# [What you are asked to do]
Every record must be written out once more, with nothing added or omitted.

Extracted data entries
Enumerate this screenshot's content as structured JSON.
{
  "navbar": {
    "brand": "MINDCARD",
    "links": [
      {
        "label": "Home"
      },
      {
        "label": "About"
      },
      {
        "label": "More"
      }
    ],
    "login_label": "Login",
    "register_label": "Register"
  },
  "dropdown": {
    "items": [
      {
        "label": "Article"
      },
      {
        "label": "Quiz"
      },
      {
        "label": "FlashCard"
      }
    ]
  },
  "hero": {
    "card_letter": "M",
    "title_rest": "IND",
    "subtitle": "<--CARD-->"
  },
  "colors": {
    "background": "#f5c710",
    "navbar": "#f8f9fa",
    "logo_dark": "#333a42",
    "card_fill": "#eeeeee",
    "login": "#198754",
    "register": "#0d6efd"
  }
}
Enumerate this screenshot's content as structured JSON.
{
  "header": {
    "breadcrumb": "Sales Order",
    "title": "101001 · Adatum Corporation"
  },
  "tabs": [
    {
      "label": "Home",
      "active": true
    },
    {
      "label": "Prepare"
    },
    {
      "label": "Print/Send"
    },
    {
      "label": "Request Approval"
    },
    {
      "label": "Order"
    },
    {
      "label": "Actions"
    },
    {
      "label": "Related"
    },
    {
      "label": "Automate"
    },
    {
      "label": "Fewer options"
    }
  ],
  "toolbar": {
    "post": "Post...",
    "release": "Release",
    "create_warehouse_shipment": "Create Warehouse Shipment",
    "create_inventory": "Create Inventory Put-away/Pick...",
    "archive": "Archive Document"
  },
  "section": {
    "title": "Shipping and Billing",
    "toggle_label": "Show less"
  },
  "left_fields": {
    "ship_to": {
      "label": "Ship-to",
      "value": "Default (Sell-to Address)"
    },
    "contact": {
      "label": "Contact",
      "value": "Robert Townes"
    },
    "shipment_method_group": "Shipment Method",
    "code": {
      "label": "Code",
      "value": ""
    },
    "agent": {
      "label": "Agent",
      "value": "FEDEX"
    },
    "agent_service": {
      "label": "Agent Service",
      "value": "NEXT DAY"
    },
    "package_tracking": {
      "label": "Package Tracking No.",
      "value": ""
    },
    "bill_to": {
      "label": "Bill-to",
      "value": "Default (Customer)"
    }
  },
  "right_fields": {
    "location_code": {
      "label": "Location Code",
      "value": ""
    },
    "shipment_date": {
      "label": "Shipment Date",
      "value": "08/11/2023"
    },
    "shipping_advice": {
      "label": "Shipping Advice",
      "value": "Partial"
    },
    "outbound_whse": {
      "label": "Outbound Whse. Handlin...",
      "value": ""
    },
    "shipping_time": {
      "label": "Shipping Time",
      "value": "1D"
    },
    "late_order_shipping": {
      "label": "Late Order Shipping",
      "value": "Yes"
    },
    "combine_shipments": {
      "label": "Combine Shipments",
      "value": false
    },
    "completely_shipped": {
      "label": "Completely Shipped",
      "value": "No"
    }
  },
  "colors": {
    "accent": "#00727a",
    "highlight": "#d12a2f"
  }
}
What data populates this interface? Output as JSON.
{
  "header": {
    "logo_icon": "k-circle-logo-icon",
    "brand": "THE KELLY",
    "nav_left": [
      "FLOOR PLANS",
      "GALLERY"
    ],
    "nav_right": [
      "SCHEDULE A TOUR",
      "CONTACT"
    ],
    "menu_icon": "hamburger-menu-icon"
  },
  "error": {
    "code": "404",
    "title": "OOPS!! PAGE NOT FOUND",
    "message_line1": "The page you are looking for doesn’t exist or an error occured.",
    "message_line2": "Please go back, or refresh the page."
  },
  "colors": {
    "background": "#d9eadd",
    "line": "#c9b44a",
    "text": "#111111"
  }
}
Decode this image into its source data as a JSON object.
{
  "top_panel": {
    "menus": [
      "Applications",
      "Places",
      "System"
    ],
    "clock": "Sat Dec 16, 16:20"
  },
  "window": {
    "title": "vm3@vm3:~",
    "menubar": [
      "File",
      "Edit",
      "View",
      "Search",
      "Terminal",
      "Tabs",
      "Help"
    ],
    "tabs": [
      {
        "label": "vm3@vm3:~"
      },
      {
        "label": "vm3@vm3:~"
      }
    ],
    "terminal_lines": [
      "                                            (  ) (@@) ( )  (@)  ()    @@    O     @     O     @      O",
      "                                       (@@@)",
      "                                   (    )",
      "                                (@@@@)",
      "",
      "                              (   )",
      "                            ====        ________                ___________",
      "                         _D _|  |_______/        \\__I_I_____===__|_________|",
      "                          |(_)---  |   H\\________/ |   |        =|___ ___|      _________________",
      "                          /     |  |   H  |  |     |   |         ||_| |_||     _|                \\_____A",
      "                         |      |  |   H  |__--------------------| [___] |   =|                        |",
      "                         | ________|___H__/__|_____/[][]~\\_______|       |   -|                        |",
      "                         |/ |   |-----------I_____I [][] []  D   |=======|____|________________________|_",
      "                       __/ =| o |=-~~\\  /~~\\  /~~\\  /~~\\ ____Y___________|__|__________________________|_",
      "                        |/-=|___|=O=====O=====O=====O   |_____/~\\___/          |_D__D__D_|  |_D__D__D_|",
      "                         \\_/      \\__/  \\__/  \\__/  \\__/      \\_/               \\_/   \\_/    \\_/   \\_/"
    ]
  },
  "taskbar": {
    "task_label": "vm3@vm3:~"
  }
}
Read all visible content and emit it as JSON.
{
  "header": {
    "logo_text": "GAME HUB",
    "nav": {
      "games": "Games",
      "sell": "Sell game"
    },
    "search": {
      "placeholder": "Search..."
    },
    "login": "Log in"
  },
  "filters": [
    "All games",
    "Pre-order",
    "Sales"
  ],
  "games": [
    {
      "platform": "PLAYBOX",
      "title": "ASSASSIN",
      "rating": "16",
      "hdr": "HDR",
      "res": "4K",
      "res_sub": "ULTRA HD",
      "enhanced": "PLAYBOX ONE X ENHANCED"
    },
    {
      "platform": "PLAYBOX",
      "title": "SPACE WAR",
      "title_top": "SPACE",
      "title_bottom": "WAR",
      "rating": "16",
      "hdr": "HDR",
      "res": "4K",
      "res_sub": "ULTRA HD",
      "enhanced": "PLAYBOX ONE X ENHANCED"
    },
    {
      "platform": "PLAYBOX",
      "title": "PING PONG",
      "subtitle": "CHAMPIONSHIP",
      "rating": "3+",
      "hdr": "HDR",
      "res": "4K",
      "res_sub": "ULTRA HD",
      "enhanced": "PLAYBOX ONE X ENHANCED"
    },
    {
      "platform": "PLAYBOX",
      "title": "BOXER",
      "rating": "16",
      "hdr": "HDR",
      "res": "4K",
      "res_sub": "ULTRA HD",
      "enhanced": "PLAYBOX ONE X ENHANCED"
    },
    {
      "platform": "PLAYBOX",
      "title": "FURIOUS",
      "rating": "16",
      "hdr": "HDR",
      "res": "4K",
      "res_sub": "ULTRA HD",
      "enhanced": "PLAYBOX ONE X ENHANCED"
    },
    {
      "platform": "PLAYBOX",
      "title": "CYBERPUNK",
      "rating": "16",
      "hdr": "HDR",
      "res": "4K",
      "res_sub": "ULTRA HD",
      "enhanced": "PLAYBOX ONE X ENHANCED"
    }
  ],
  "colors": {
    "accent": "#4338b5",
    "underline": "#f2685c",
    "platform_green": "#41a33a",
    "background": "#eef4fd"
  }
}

# [Written reply]
Enumerate this screenshot's content as structured JSON.
{
  "navbar": {
    "brand": "MINDCARD",
    "links": [
      {
        "label": "Home"
      },
      {
        "label": "About"
      },
      {
        "label": "More"
      }
    ],
    "login_label": "Login",
    "register_label": "Register"
  },
  "dropdown": {
    "items": [
      {
        "label": "Article"
      },
      {
        "label": "Quiz"
      },
      {
        "label": "FlashCard"
      }
    ]
  },
  "hero": {
    "card_letter": "M",
    "title_rest": "IND",
    "subtitle": "<--CARD-->"
  },
  "colors": {
    "background": "#f5c710",
    "navbar": "#f8f9fa",
    "logo_dark": "#333a42",
    "card_fill": "#eeeeee",
    "login": "#198754",
    "register": "#0d6efd"
  }
}
Enumerate this screenshot's content as structured JSON.
{
  "header": {
    "breadcrumb": "Sales Order",
    "title": "101001 · Adatum Corporation"
  },
  "tabs": [
    {
      "label": "Home",
      "active": true
    },
    {
      "label": "Prepare"
    },
    {
      "label": "Print/Send"
    },
    {
      "label": "Request Approval"
    },
    {
      "label": "Order"
    },
    {
      "label": "Actions"
    },
    {
      "label": "Related"
    },
    {
      "label": "Automate"
    },
    {
      "label": "Fewer options"
    }
  ],
  "toolbar": {
    "post": "Post...",
    "release": "Release",
    "create_warehouse_shipment": "Create Warehouse Shipment",
    "create_inventory": "Create Inventory Put-away/Pick...",
    "archive": "Archive Document"
  },
  "section": {
    "title": "Shipping and Billing",
    "toggle_label": "Show less"
  },
  "left_fields": {
    "ship_to": {
      "label": "Ship-to",
      "value": "Default (Sell-to Address)"
    },
    "contact": {
      "label": "Contact",
      "value": "Robert Townes"
    },
    "shipment_method_group": "Shipment Method",
    "code": {
      "label": "Code",
      "value": ""
    },
    "agent": {
      "label": "Agent",
      "value": "FEDEX"
    },
    "agent_service": {
      "label": "Agent Service",
      "value": "NEXT DAY"
    },
    "package_tracking": {
      "label": "Package Tracking No.",
      "value": ""
    },
    "bill_to": {
      "label": "Bill-to",
      "value": "Default (Customer)"
    }
  },
  "right_fields": {
    "location_code": {
      "label": "Location Code",
      "value": ""
    },
    "shipment_date": {
      "label": "Shipment Date",
      "value": "08/11/2023"
    },
    "shipping_advice": {
      "label": "Shipping Advice",
      "value": "Partial"
    },
    "outbound_whse": {
      "label": "Outbound Whse. Handlin...",
      "value": ""
    },
    "shipping_time": {
      "label": "Shipping Time",
      "value": "1D"
    },
    "late_order_shipping": {
      "label": "Late Order Shipping",
      "value": "Yes"
    },
    "combine_shipments": {
      "label": "Combine Shipments",
      "value": false
    },
    "completely_shipped": {
      "label": "Completely Shipped",
      "value": "No"
    }
  },
  "colors": {
    "accent": "#00727a",
    "highlight": "#d12a2f"
  }
}
What data populates this interface? Output as JSON.
{
  "header": {
    "logo_icon": "k-circle-logo-icon",
    "brand": "THE KELLY",
    "nav_left": [
      "FLOOR PLANS",
      "GALLERY"
    ],
    "nav_right": [
      "SCHEDULE A TOUR",
      "CONTACT"
    ],
    "menu_icon": "hamburger-menu-icon"
  },
  "error": {
    "code": "404",
    "title": "OOPS!! PAGE NOT FOUND",
    "message_line1": "The page you are looking for doesn’t exist or an error occured.",
    "message_line2": "Please go back, or refresh the page."
  },
  "colors": {
    "background": "#d9eadd",
    "line": "#c9b44a",
    "text": "#111111"
  }
}
Decode this image into its source data as a JSON object.
{
  "top_panel": {
    "menus": [
      "Applications",
      "Places",
      "System"
    ],
    "clock": "Sat Dec 16, 16:20"
  },
  "window": {
    "title": "vm3@vm3:~",
    "menubar": [
      "File",
      "Edit",
      "View",
      "Search",
      "Terminal",
      "Tabs",
      "Help"
    ],
    "tabs": [
      {
        "label": "vm3@vm3:~"
      },
      {
        "label": "vm3@vm3:~"
      }
    ],
    "terminal_lines": [
      "                                            (  ) (@@) ( )  (@)  ()    @@    O     @     O     @      O",
      "                                       (@@@)",
      "                                   (    )",
      "                                (@@@@)",
      "",
      "                              (   )",
      "                            ====        ________                ___________",
      "                         _D _|  |_______/        \\__I_I_____===__|_________|",
      "                          |(_)---  |   H\\________/ |   |        =|___ ___|      _________________",
      "                          /     |  |   H  |  |     |   |         ||_| |_||     _|                \\_____A",
      "                         |      |  |   H  |__--------------------| [___] |   =|                        |",
      "                         | ________|___H__/__|_____/[][]~\\_______|       |   -|                        |",
      "                         |/ |   |-----------I_____I [][] []  D   |=======|____|________________________|_",
      "                       __/ =| o |=-~~\\  /~~\\  /~~\\  /~~\\ ____Y___________|__|__________________________|_",
      "                        |/-=|___|=O=====O=====O=====O   |_____/~\\___/          |_D__D__D_|  |_D__D__D_|",
      "                         \\_/      \\__/  \\__/  \\__/  \\__/      \\_/               \\_/   \\_/    \\_/   \\_/"
    ]
  },
  "taskbar": {
    "task_label": "vm3@vm3:~"
  }
}
Read all visible content and emit it as JSON.
{
  "header": {
    "logo_text": "GAME HUB",
    "nav": {
      "games": "Games",
      "sell": "Sell game"
    },
    "search": {
      "placeholder": "Search..."
    },
    "login": "Log in"
  },
  "filters": [
    "All games",
    "Pre-order",
    "Sales"
  ],
  "games": [
    {
      "platform": "PLAYBOX",
      "title": "ASSASSIN",
      "rating": "16",
      "hdr": "HDR",
      "res": "4K",
      "res_sub": "ULTRA HD",
      "enhanced": "PLAYBOX ONE X ENHANCED"
    },
    {
      "platform": "PLAYBOX",
      "title": "SPACE WAR",
      "title_top": "SPACE",
      "title_bottom": "WAR",
      "rating": "16",
      "hdr": "HDR",
      "res": "4K",
      "res_sub": "ULTRA HD",
      "enhanced": "PLAYBOX ONE X ENHANCED"
    },
    {
      "platform": "PLAYBOX",
      "title": "PING PONG",
      "subtitle": "CHAMPIONSHIP",
      "rating": "3+",
      "hdr": "HDR",
      "res": "4K",
      "res_sub": "ULTRA HD",
      "enhanced": "PLAYBOX ONE X ENHANCED"
    },
    {
      "platform": "PLAYBOX",
      "title": "BOXER",
      "rating": "16",
      "hdr": "HDR",
      "res": "4K",
      "res_sub": "ULTRA HD",
      "enhanced": "PLAYBOX ONE X ENHANCED"
    },
    {
      "platform": "PLAYBOX",
      "title": "FURIOUS",
      "rating": "16",
      "hdr": "HDR",
      "res": "4K",
      "res_sub": "ULTRA HD",
      "enhanced": "PLAYBOX ONE X ENHANCED"
    },
    {
      "platform": "PLAYBOX",
      "title": "CYBERPUNK",
      "rating": "16",
      "hdr": "HDR",
      "res": "4K",
      "res_sub": "ULTRA HD",
      "enhanced": "PLAYBOX ONE X ENHANCED"
    }
  ],
  "colors": {
    "accent": "#4338b5",
    "underline": "#f2685c",
    "platform_green": "#41a33a",
    "background": "#eef4fd"
  }
}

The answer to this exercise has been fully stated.